— begin Dataset entries —
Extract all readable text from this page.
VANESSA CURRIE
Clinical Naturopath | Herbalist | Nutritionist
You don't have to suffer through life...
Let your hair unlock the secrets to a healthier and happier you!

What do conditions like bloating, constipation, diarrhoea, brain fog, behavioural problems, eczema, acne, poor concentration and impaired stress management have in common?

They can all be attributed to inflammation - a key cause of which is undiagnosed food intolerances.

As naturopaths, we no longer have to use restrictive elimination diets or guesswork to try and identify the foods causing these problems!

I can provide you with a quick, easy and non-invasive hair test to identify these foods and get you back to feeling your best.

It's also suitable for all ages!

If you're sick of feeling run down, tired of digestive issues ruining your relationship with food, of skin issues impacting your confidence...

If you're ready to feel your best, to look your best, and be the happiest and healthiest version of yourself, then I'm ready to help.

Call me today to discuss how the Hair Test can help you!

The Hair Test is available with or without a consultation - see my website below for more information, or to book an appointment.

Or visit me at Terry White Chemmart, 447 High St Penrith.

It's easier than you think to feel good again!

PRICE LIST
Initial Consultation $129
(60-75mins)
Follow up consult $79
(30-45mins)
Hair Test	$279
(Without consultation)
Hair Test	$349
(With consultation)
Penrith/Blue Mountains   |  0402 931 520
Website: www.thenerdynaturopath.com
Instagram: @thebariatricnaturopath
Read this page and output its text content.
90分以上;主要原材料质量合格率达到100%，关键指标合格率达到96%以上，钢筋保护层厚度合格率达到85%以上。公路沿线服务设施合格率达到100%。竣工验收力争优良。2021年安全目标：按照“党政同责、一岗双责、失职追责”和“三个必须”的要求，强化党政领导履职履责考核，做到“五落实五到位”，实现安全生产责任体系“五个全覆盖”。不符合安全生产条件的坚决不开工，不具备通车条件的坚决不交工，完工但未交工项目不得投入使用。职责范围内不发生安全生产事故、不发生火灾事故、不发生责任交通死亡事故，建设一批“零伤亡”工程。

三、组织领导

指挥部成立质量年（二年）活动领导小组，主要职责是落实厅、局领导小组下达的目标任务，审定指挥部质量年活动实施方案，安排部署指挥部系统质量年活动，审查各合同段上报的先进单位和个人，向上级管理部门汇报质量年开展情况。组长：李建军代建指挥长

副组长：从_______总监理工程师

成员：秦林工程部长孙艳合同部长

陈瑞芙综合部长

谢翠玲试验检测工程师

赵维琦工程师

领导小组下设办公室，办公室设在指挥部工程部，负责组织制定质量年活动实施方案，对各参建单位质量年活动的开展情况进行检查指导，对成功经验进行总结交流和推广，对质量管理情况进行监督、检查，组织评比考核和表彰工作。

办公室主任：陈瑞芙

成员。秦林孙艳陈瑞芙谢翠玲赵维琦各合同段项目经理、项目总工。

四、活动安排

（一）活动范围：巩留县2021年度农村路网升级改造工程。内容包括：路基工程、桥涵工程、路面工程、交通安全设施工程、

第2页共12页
— end Dataset entries —
_What needs to be done:_
Everything from the line with "Read this page and output its text content." through the last line of the material above should be echoed exactly, and nothing else.

_Response for this exercise:_
Read this page and output its text content.
90分以上;主要原材料质量合格率达到100%，关键指标合格率达到96%以上，钢筋保护层厚度合格率达到85%以上。公路沿线服务设施合格率达到100%。竣工验收力争优良。2021年安全目标：按照“党政同责、一岗双责、失职追责”和“三个必须”的要求，强化党政领导履职履责考核，做到“五落实五到位”，实现安全生产责任体系“五个全覆盖”。不符合安全生产条件的坚决不开工，不具备通车条件的坚决不交工，完工但未交工项目不得投入使用。职责范围内不发生安全生产事故、不发生火灾事故、不发生责任交通死亡事故，建设一批“零伤亡”工程。

三、组织领导

指挥部成立质量年（二年）活动领导小组，主要职责是落实厅、局领导小组下达的目标任务，审定指挥部质量年活动实施方案，安排部署指挥部系统质量年活动，审查各合同段上报的先进单位和个人，向上级管理部门汇报质量年开展情况。组长：李建军代建指挥长

副组长：从_______总监理工程师

成员：秦林工程部长孙艳合同部长

陈瑞芙综合部长

谢翠玲试验检测工程师

赵维琦工程师

领导小组下设办公室，办公室设在指挥部工程部，负责组织制定质量年活动实施方案，对各参建单位质量年活动的开展情况进行检查指导，对成功经验进行总结交流和推广，对质量管理情况进行监督、检查，组织评比考核和表彰工作。

办公室主任：陈瑞芙

成员。秦林孙艳陈瑞芙谢翠玲赵维琦各合同段项目经理、项目总工。

四、活动安排

（一）活动范围：巩留县2021年度农村路网升级改造工程。内容包括：路基工程、桥涵工程、路面工程、交通安全设施工程、

第2页共12页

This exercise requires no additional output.